Count, in the entries below, the lines in which "JSON" occurs. Give the number, nothing more.
## Begin Records for the task
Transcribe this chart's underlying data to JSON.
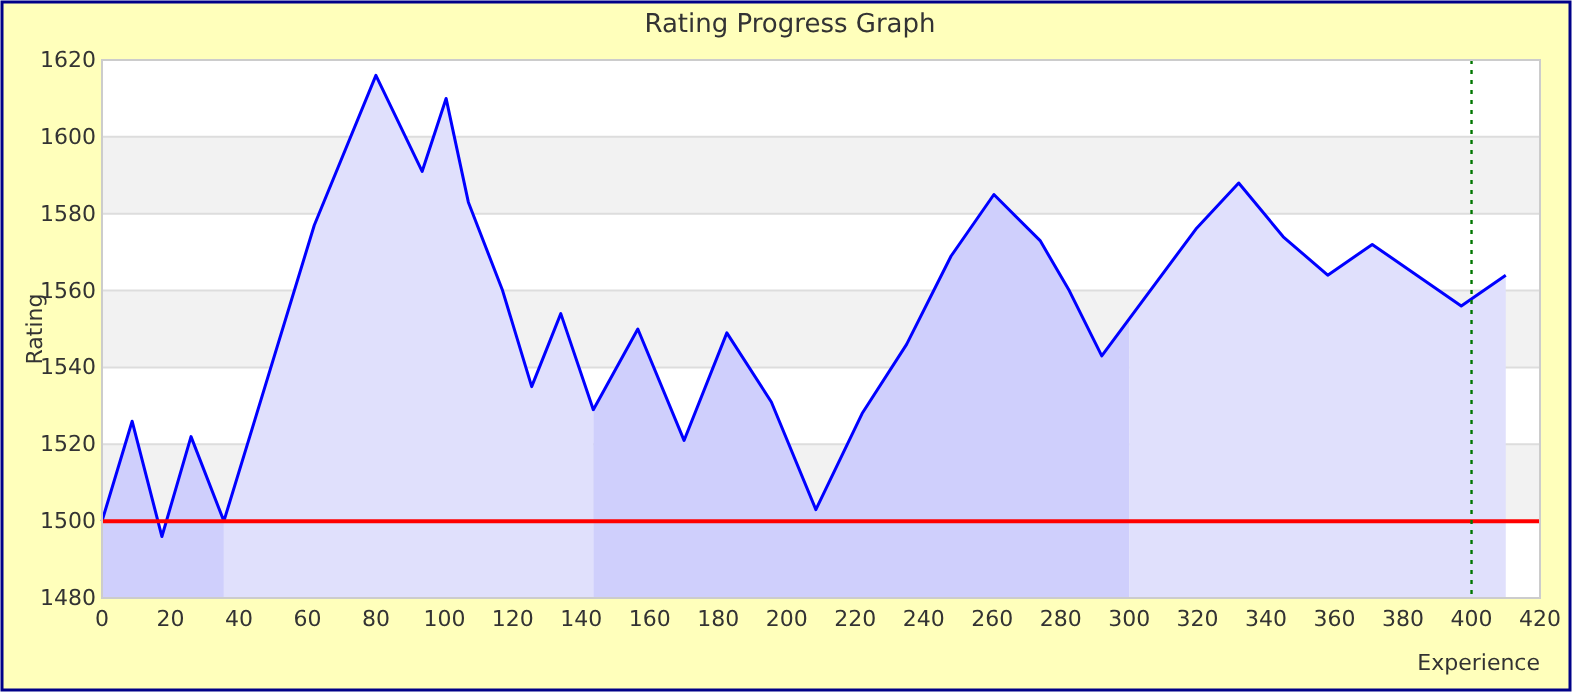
{
  "chart_data": {
    "type": "area",
    "title": "Rating Progress Graph",
    "xlabel": "Experience",
    "ylabel": "Rating",
    "xlim": [
      0,
      420
    ],
    "xticks": [
      0,
      20,
      40,
      60,
      80,
      100,
      120,
      140,
      160,
      180,
      200,
      220,
      240,
      260,
      280,
      300,
      320,
      340,
      360,
      380,
      400,
      420
    ],
    "ylim": [
      1480,
      1620
    ],
    "yticks": [
      1480,
      1500,
      1520,
      1540,
      1560,
      1580,
      1600,
      1620
    ],
    "grid": "y",
    "series": [
      {
        "color": "#cfcffc",
        "x": [
          0,
          8.8,
          17.5,
          26,
          35.6
        ],
        "values": [
          1500,
          1526,
          1496,
          1522,
          1500
        ]
      },
      {
        "color": "#e0e0fc",
        "x": [
          35.6,
          62,
          80,
          93.5,
          100.5,
          107,
          117,
          125.5,
          134,
          143.5
        ],
        "values": [
          1500,
          1577,
          1616,
          1591,
          1610,
          1583,
          1560,
          1535,
          1554,
          1529
        ]
      },
      {
        "color": "#cfcffc",
        "x": [
          143.5,
          156.5,
          170,
          182.5,
          195.5,
          208.5,
          222,
          235,
          248,
          260.5,
          274,
          282.5,
          292,
          300
        ],
        "values": [
          1529,
          1550,
          1521,
          1549,
          1531,
          1503,
          1528,
          1546,
          1569,
          1585,
          1573,
          1560,
          1543,
          1553
        ]
      },
      {
        "color": "#e0e0fc",
        "x": [
          300,
          319.5,
          332,
          345,
          358,
          371,
          397,
          410
        ],
        "values": [
          1553,
          1576,
          1588,
          1574,
          1564,
          1572,
          1556,
          1564
        ]
      },
      {
        "type": "line",
        "color": "#0000ff",
        "x": [
          0,
          8.8,
          17.5,
          26,
          35.6,
          62,
          80,
          93.5,
          100.5,
          107,
          117,
          125.5,
          134,
          143.5,
          156.5,
          170,
          182.5,
          195.5,
          208.5,
          222,
          235,
          248,
          260.5,
          274,
          282.5,
          292,
          319.5,
          332,
          345,
          358,
          371,
          397,
          410
        ],
        "values": [
          1500,
          1526,
          1496,
          1522,
          1500,
          1577,
          1616,
          1591,
          1610,
          1583,
          1560,
          1535,
          1554,
          1529,
          1550,
          1521,
          1549,
          1531,
          1503,
          1528,
          1546,
          1569,
          1585,
          1573,
          1560,
          1543,
          1576,
          1588,
          1574,
          1564,
          1572,
          1556,
          1564
        ]
      }
    ],
    "ref_lines": [
      {
        "axis": "y",
        "value": 1500,
        "color": "#ff0000",
        "line_style": "solid"
      },
      {
        "axis": "x",
        "value": 400,
        "color": "#007700",
        "line_style": "dotted"
      }
    ]
  }
}
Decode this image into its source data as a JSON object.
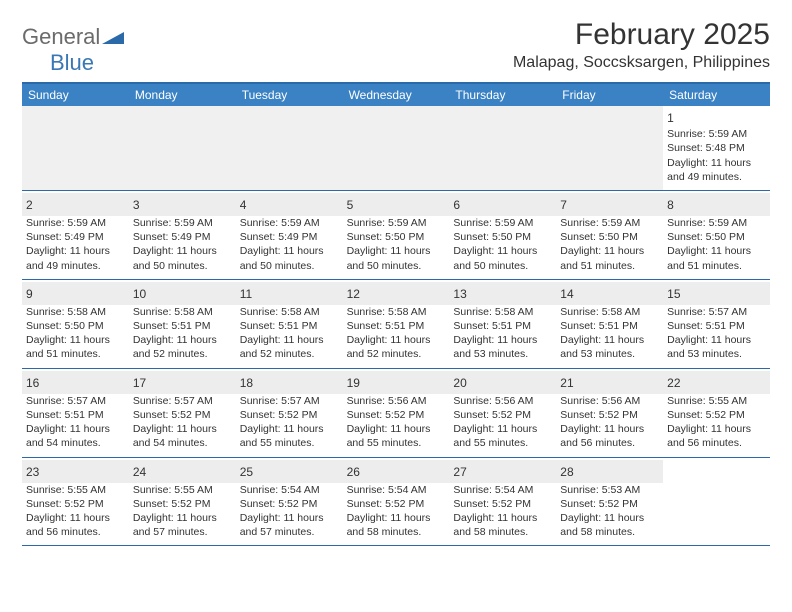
## End Records for the task
Correct output =>
2